## Task requirements
Repeat exactly each line of the data provided below.

## Saved entries
————————
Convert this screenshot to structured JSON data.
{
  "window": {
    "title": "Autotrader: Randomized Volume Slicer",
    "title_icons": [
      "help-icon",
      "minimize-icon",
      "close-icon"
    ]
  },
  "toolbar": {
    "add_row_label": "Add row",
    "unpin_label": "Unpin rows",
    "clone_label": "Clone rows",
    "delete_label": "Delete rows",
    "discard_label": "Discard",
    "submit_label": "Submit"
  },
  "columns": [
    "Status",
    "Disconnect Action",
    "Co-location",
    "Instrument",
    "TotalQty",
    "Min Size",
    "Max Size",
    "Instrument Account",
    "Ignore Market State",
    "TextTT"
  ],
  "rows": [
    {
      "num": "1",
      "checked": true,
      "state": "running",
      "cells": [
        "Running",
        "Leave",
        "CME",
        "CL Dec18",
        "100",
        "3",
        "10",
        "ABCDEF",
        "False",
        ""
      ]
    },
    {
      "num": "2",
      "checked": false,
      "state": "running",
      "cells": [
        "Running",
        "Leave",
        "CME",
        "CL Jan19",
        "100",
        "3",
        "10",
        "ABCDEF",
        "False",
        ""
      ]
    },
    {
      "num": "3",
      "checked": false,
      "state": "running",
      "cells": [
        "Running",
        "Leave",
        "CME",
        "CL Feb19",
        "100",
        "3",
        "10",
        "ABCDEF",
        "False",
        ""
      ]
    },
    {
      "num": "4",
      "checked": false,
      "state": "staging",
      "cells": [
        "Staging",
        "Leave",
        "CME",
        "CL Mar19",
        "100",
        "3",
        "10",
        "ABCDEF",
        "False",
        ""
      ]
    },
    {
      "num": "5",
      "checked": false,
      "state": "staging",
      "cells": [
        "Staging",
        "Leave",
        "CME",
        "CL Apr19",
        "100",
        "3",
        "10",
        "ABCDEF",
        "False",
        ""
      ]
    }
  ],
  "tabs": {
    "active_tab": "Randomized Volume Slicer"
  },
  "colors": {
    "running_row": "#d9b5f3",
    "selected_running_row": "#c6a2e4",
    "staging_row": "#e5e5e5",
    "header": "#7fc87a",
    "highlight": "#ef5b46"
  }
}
————————
## Solved exercise
Convert this screenshot to structured JSON data.
{
  "window": {
    "title": "Autotrader: Randomized Volume Slicer",
    "title_icons": [
      "help-icon",
      "minimize-icon",
      "close-icon"
    ]
  },
  "toolbar": {
    "add_row_label": "Add row",
    "unpin_label": "Unpin rows",
    "clone_label": "Clone rows",
    "delete_label": "Delete rows",
    "discard_label": "Discard",
    "submit_label": "Submit"
  },
  "columns": [
    "Status",
    "Disconnect Action",
    "Co-location",
    "Instrument",
    "TotalQty",
    "Min Size",
    "Max Size",
    "Instrument Account",
    "Ignore Market State",
    "TextTT"
  ],
  "rows": [
    {
      "num": "1",
      "checked": true,
      "state": "running",
      "cells": [
        "Running",
        "Leave",
        "CME",
        "CL Dec18",
        "100",
        "3",
        "10",
        "ABCDEF",
        "False",
        ""
      ]
    },
    {
      "num": "2",
      "checked": false,
      "state": "running",
      "cells": [
        "Running",
        "Leave",
        "CME",
        "CL Jan19",
        "100",
        "3",
        "10",
        "ABCDEF",
        "False",
        ""
      ]
    },
    {
      "num": "3",
      "checked": false,
      "state": "running",
      "cells": [
        "Running",
        "Leave",
        "CME",
        "CL Feb19",
        "100",
        "3",
        "10",
        "ABCDEF",
        "False",
        ""
      ]
    },
    {
      "num": "4",
      "checked": false,
      "state": "staging",
      "cells": [
        "Staging",
        "Leave",
        "CME",
        "CL Mar19",
        "100",
        "3",
        "10",
        "ABCDEF",
        "False",
        ""
      ]
    },
    {
      "num": "5",
      "checked": false,
      "state": "staging",
      "cells": [
        "Staging",
        "Leave",
        "CME",
        "CL Apr19",
        "100",
        "3",
        "10",
        "ABCDEF",
        "False",
        ""
      ]
    }
  ],
  "tabs": {
    "active_tab": "Randomized Volume Slicer"
  },
  "colors": {
    "running_row": "#d9b5f3",
    "selected_running_row": "#c6a2e4",
    "staging_row": "#e5e5e5",
    "header": "#7fc87a",
    "highlight": "#ef5b46"
  }
}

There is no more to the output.